**ABOUT THIS EXERCISE:**
In the copy, include all of the listing exactly and none of its pictures.
+ + +
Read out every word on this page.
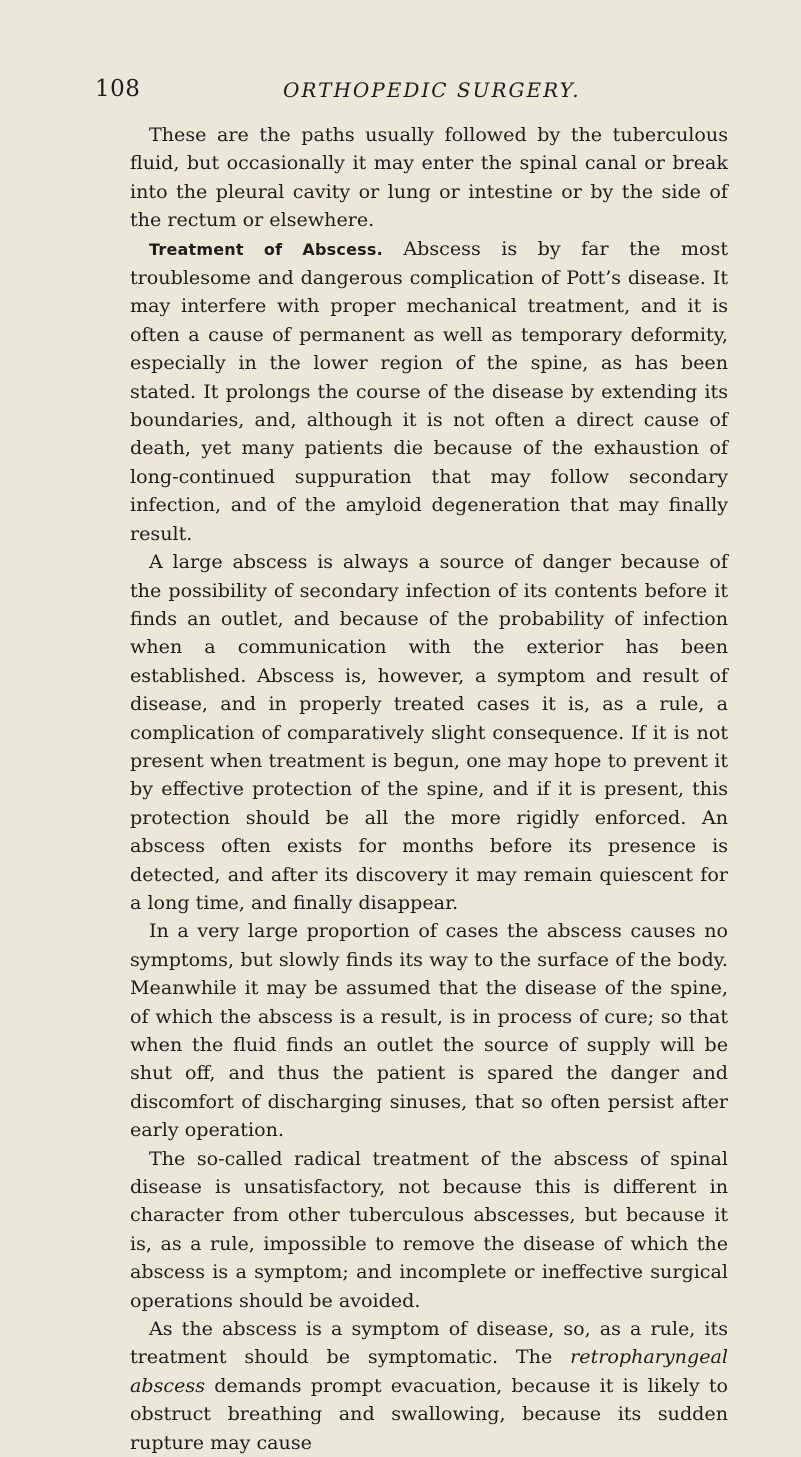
108	ORTHOPEDIC SURGERY.

These are the paths usually followed by the tuberculous fluid, but occasionally it may enter the spinal canal or break into the pleural cavity or lung or intestine or by the side of the rectum or elsewhere.

Treatment of Abscess. Abscess is by far the most troublesome and dangerous complication of Pott’s disease. It may interfere with proper mechanical treatment, and it is often a cause of permanent as well as temporary deformity, especially in the lower region of the spine, as has been stated. It prolongs the course of the disease by extending its boundaries, and, although it is not often a direct cause of death, yet many patients die because of the exhaustion of long-continued suppuration that may follow secondary infection, and of the amyloid degeneration that may finally result.

A large abscess is always a source of danger because of the possibility of secondary infection of its contents before it finds an outlet, and because of the probability of infection when a communication with the exterior has been established. Abscess is, however, a symptom and result of disease, and in properly treated cases it is, as a rule, a complication of comparatively slight consequence. If it is not present when treatment is begun, one may hope to prevent it by effective protection of the spine, and if it is present, this protection should be all the more rigidly enforced. An abscess often exists for months before its presence is detected, and after its discovery it may remain quiescent for a long time, and finally disappear.

In a very large proportion of cases the abscess causes no symptoms, but slowly finds its way to the surface of the body. Meanwhile it may be assumed that the disease of the spine, of which the abscess is a result, is in process of cure; so that when the fluid finds an outlet the source of supply will be shut off, and thus the patient is spared the danger and discomfort of discharging sinuses, that so often persist after early operation.

The so-called radical treatment of the abscess of spinal disease is unsatisfactory, not because this is different in character from other tuberculous abscesses, but because it is, as a rule, impossible to remove the disease of which the abscess is a symptom; and incomplete or ineffective surgical operations should be avoided.

As the abscess is a symptom of disease, so, as a rule, its treatment should be symptomatic. The retropharyngeal abscess demands prompt evacuation, because it is likely to obstruct breathing and swallowing, because its sudden rupture may cause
+ + +
**ANSWER BOX:**
Read out every word on this page.
108	ORTHOPEDIC SURGERY.

These are the paths usually followed by the tuberculous fluid, but occasionally it may enter the spinal canal or break into the pleural cavity or lung or intestine or by the side of the rectum or elsewhere.

Treatment of Abscess. Abscess is by far the most troublesome and dangerous complication of Pott’s disease. It may interfere with proper mechanical treatment, and it is often a cause of permanent as well as temporary deformity, especially in the lower region of the spine, as has been stated. It prolongs the course of the disease by extending its boundaries, and, although it is not often a direct cause of death, yet many patients die because of the exhaustion of long-continued suppuration that may follow secondary infection, and of the amyloid degeneration that may finally result.

A large abscess is always a source of danger because of the possibility of secondary infection of its contents before it finds an outlet, and because of the probability of infection when a communication with the exterior has been established. Abscess is, however, a symptom and result of disease, and in properly treated cases it is, as a rule, a complication of comparatively slight consequence. If it is not present when treatment is begun, one may hope to prevent it by effective protection of the spine, and if it is present, this protection should be all the more rigidly enforced. An abscess often exists for months before its presence is detected, and after its discovery it may remain quiescent for a long time, and finally disappear.

In a very large proportion of cases the abscess causes no symptoms, but slowly finds its way to the surface of the body. Meanwhile it may be assumed that the disease of the spine, of which the abscess is a result, is in process of cure; so that when the fluid finds an outlet the source of supply will be shut off, and thus the patient is spared the danger and discomfort of discharging sinuses, that so often persist after early operation.

The so-called radical treatment of the abscess of spinal disease is unsatisfactory, not because this is different in character from other tuberculous abscesses, but because it is, as a rule, impossible to remove the disease of which the abscess is a symptom; and incomplete or ineffective surgical operations should be avoided.

As the abscess is a symptom of disease, so, as a rule, its treatment should be symptomatic. The retropharyngeal abscess demands prompt evacuation, because it is likely to obstruct breathing and swallowing, because its sudden rupture may cause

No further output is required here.